*WHAT IS REQUIRED*: In the records below, substitute "items" for every occurrence of "elements" and reproduce the lines with nothing else altered.

*INPUT DATA*:
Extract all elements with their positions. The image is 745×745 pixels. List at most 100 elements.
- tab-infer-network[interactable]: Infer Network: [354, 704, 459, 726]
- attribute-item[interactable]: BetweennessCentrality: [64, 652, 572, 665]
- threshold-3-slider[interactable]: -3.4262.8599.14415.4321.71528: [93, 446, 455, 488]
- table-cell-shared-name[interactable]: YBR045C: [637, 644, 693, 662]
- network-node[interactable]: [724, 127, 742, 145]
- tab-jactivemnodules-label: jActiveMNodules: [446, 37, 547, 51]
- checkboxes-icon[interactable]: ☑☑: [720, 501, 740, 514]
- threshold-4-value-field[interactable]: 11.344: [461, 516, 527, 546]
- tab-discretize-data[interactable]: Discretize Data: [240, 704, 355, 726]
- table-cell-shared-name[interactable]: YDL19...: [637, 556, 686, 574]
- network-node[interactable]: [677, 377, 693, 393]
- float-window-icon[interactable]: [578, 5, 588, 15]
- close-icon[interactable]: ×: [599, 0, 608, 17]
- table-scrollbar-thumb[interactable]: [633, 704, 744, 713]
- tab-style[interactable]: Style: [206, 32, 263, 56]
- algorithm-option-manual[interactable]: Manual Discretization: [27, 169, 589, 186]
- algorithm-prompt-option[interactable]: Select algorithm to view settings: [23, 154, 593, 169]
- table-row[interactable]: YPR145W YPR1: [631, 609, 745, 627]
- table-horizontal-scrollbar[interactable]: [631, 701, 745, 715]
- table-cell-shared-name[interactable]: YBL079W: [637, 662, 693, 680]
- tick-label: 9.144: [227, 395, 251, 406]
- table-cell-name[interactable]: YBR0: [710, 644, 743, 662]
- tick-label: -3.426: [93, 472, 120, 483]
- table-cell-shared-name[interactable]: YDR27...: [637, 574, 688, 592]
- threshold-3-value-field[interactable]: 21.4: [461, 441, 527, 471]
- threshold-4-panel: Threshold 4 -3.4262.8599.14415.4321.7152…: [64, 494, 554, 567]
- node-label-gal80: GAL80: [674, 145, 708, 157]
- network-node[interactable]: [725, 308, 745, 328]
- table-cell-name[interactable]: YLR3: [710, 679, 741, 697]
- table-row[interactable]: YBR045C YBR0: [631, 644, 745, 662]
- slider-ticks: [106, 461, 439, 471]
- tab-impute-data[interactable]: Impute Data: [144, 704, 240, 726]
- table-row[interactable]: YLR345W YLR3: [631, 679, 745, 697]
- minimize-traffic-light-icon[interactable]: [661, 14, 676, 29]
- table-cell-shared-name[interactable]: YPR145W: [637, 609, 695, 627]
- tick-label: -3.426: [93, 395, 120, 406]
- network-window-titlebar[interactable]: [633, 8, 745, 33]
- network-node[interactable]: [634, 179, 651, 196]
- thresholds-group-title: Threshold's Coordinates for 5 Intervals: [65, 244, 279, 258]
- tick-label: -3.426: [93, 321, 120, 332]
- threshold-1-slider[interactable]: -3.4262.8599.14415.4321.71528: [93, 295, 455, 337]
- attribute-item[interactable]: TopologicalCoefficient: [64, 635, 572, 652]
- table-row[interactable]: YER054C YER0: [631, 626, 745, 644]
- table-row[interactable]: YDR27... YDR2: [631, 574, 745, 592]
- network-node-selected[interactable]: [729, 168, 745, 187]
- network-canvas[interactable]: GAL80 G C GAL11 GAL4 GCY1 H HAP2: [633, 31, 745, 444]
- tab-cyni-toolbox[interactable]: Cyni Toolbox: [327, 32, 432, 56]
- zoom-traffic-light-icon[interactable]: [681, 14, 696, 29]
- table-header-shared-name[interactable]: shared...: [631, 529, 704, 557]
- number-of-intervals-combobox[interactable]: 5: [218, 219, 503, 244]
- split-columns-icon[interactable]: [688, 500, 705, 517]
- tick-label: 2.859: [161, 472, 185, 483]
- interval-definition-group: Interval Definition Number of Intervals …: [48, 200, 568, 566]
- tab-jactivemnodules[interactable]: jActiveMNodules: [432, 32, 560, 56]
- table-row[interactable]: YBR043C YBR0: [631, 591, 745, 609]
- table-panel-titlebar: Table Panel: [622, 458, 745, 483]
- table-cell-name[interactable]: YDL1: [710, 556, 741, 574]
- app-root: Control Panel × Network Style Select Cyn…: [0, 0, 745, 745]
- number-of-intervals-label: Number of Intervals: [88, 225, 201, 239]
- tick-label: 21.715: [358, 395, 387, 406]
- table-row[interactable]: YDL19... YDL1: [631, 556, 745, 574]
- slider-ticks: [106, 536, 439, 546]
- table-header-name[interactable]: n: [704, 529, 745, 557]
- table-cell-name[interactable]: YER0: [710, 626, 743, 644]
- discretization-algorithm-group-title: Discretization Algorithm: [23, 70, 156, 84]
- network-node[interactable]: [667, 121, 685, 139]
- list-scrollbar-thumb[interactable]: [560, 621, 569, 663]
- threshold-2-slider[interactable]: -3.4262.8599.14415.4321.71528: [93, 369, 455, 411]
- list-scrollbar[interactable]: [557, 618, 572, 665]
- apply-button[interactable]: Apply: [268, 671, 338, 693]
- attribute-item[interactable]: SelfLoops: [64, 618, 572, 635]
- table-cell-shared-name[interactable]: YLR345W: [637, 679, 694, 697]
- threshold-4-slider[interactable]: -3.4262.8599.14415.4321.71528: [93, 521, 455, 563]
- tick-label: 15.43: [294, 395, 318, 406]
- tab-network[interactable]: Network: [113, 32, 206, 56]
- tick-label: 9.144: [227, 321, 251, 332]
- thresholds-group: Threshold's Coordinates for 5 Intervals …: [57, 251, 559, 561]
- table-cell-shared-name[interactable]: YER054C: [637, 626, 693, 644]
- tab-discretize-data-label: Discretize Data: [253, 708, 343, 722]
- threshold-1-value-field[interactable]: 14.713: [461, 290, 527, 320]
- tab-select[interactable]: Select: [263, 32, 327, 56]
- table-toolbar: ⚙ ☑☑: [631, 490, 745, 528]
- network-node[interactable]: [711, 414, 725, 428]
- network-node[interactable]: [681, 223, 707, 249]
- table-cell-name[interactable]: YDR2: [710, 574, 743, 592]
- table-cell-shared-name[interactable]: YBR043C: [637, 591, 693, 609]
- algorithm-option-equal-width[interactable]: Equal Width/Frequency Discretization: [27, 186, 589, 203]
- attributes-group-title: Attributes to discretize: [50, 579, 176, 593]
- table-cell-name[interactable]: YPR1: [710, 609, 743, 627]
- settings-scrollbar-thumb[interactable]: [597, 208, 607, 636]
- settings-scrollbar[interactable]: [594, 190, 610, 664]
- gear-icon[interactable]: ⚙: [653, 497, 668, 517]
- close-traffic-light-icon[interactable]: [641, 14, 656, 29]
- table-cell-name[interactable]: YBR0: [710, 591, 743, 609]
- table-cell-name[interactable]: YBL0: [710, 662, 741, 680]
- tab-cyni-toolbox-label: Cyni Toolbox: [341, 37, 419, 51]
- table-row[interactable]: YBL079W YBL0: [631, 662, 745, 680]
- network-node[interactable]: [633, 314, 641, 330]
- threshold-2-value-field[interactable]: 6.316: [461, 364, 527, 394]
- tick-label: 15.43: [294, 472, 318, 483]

*EXPECTED ANSWER*:
Extract all items with their positions. The image is 745×745 pixels. List at most 100 items.
- tab-infer-network[interactable]: Infer Network: [354, 704, 459, 726]
- attribute-item[interactable]: BetweennessCentrality: [64, 652, 572, 665]
- threshold-3-slider[interactable]: -3.4262.8599.14415.4321.71528: [93, 446, 455, 488]
- table-cell-shared-name[interactable]: YBR045C: [637, 644, 693, 662]
- network-node[interactable]: [724, 127, 742, 145]
- tab-jactivemnodules-label: jActiveMNodules: [446, 37, 547, 51]
- checkboxes-icon[interactable]: ☑☑: [720, 501, 740, 514]
- threshold-4-value-field[interactable]: 11.344: [461, 516, 527, 546]
- tab-discretize-data[interactable]: Discretize Data: [240, 704, 355, 726]
- table-cell-shared-name[interactable]: YDL19...: [637, 556, 686, 574]
- network-node[interactable]: [677, 377, 693, 393]
- float-window-icon[interactable]: [578, 5, 588, 15]
- close-icon[interactable]: ×: [599, 0, 608, 17]
- table-scrollbar-thumb[interactable]: [633, 704, 744, 713]
- tab-style[interactable]: Style: [206, 32, 263, 56]
- algorithm-option-manual[interactable]: Manual Discretization: [27, 169, 589, 186]
- algorithm-prompt-option[interactable]: Select algorithm to view settings: [23, 154, 593, 169]
- table-row[interactable]: YPR145W YPR1: [631, 609, 745, 627]
- table-horizontal-scrollbar[interactable]: [631, 701, 745, 715]
- table-cell-shared-name[interactable]: YBL079W: [637, 662, 693, 680]
- tick-label: 9.144: [227, 395, 251, 406]
- table-cell-name[interactable]: YBR0: [710, 644, 743, 662]
- tick-label: -3.426: [93, 472, 120, 483]
- table-cell-shared-name[interactable]: YDR27...: [637, 574, 688, 592]
- threshold-3-value-field[interactable]: 21.4: [461, 441, 527, 471]
- threshold-4-panel: Threshold 4 -3.4262.8599.14415.4321.7152…: [64, 494, 554, 567]
- node-label-gal80: GAL80: [674, 145, 708, 157]
- network-node[interactable]: [725, 308, 745, 328]
- table-cell-name[interactable]: YLR3: [710, 679, 741, 697]
- table-row[interactable]: YBR045C YBR0: [631, 644, 745, 662]
- slider-ticks: [106, 461, 439, 471]
- tab-impute-data[interactable]: Impute Data: [144, 704, 240, 726]
- table-row[interactable]: YLR345W YLR3: [631, 679, 745, 697]
- minimize-traffic-light-icon[interactable]: [661, 14, 676, 29]
- table-cell-shared-name[interactable]: YPR145W: [637, 609, 695, 627]
- tick-label: -3.426: [93, 395, 120, 406]
- network-window-titlebar[interactable]: [633, 8, 745, 33]
- network-node[interactable]: [634, 179, 651, 196]
- thresholds-group-title: Threshold's Coordinates for 5 Intervals: [65, 244, 279, 258]
- tick-label: -3.426: [93, 321, 120, 332]
- threshold-1-slider[interactable]: -3.4262.8599.14415.4321.71528: [93, 295, 455, 337]
- attribute-item[interactable]: TopologicalCoefficient: [64, 635, 572, 652]
- table-row[interactable]: YER054C YER0: [631, 626, 745, 644]
- table-row[interactable]: YDR27... YDR2: [631, 574, 745, 592]
- network-node-selected[interactable]: [729, 168, 745, 187]
- network-canvas[interactable]: GAL80 G C GAL11 GAL4 GCY1 H HAP2: [633, 31, 745, 444]
- tab-cyni-toolbox[interactable]: Cyni Toolbox: [327, 32, 432, 56]
- zoom-traffic-light-icon[interactable]: [681, 14, 696, 29]
- table-header-shared-name[interactable]: shared...: [631, 529, 704, 557]
- number-of-intervals-combobox[interactable]: 5: [218, 219, 503, 244]
- split-columns-icon[interactable]: [688, 500, 705, 517]
- tick-label: 2.859: [161, 472, 185, 483]
- interval-definition-group: Interval Definition Number of Intervals …: [48, 200, 568, 566]
- tab-jactivemnodules[interactable]: jActiveMNodules: [432, 32, 560, 56]
- table-row[interactable]: YBR043C YBR0: [631, 591, 745, 609]
- table-panel-titlebar: Table Panel: [622, 458, 745, 483]
- table-cell-name[interactable]: YDL1: [710, 556, 741, 574]
- app-root: Control Panel × Network Style Select Cyn…: [0, 0, 745, 745]
- number-of-intervals-label: Number of Intervals: [88, 225, 201, 239]
- tick-label: 21.715: [358, 395, 387, 406]
- table-row[interactable]: YDL19... YDL1: [631, 556, 745, 574]
- slider-ticks: [106, 536, 439, 546]
- table-header-name[interactable]: n: [704, 529, 745, 557]
- table-cell-name[interactable]: YER0: [710, 626, 743, 644]
- discretization-algorithm-group-title: Discretization Algorithm: [23, 70, 156, 84]
- network-node[interactable]: [667, 121, 685, 139]
- list-scrollbar-thumb[interactable]: [560, 621, 569, 663]
- threshold-2-slider[interactable]: -3.4262.8599.14415.4321.71528: [93, 369, 455, 411]
- list-scrollbar[interactable]: [557, 618, 572, 665]
- apply-button[interactable]: Apply: [268, 671, 338, 693]
- attribute-item[interactable]: SelfLoops: [64, 618, 572, 635]
- table-cell-shared-name[interactable]: YLR345W: [637, 679, 694, 697]
- threshold-4-slider[interactable]: -3.4262.8599.14415.4321.71528: [93, 521, 455, 563]
- tick-label: 15.43: [294, 395, 318, 406]
- tab-network[interactable]: Network: [113, 32, 206, 56]
- tick-label: 9.144: [227, 321, 251, 332]
- thresholds-group: Threshold's Coordinates for 5 Intervals …: [57, 251, 559, 561]
- table-cell-shared-name[interactable]: YER054C: [637, 626, 693, 644]
- tab-discretize-data-label: Discretize Data: [253, 708, 343, 722]
- threshold-1-value-field[interactable]: 14.713: [461, 290, 527, 320]
- tab-select[interactable]: Select: [263, 32, 327, 56]
- table-toolbar: ⚙ ☑☑: [631, 490, 745, 528]
- network-node[interactable]: [711, 414, 725, 428]
- network-node[interactable]: [681, 223, 707, 249]
- table-cell-name[interactable]: YDR2: [710, 574, 743, 592]
- table-cell-shared-name[interactable]: YBR043C: [637, 591, 693, 609]
- algorithm-option-equal-width[interactable]: Equal Width/Frequency Discretization: [27, 186, 589, 203]
- attributes-group-title: Attributes to discretize: [50, 579, 176, 593]
- table-cell-name[interactable]: YPR1: [710, 609, 743, 627]
- settings-scrollbar-thumb[interactable]: [597, 208, 607, 636]
- settings-scrollbar[interactable]: [594, 190, 610, 664]
- gear-icon[interactable]: ⚙: [653, 497, 668, 517]
- close-traffic-light-icon[interactable]: [641, 14, 656, 29]
- table-cell-name[interactable]: YBR0: [710, 591, 743, 609]
- table-cell-name[interactable]: YBL0: [710, 662, 741, 680]
- tab-cyni-toolbox-label: Cyni Toolbox: [341, 37, 419, 51]
- table-row[interactable]: YBL079W YBL0: [631, 662, 745, 680]
- network-node[interactable]: [633, 314, 641, 330]
- threshold-2-value-field[interactable]: 6.316: [461, 364, 527, 394]
- tick-label: 15.43: [294, 472, 318, 483]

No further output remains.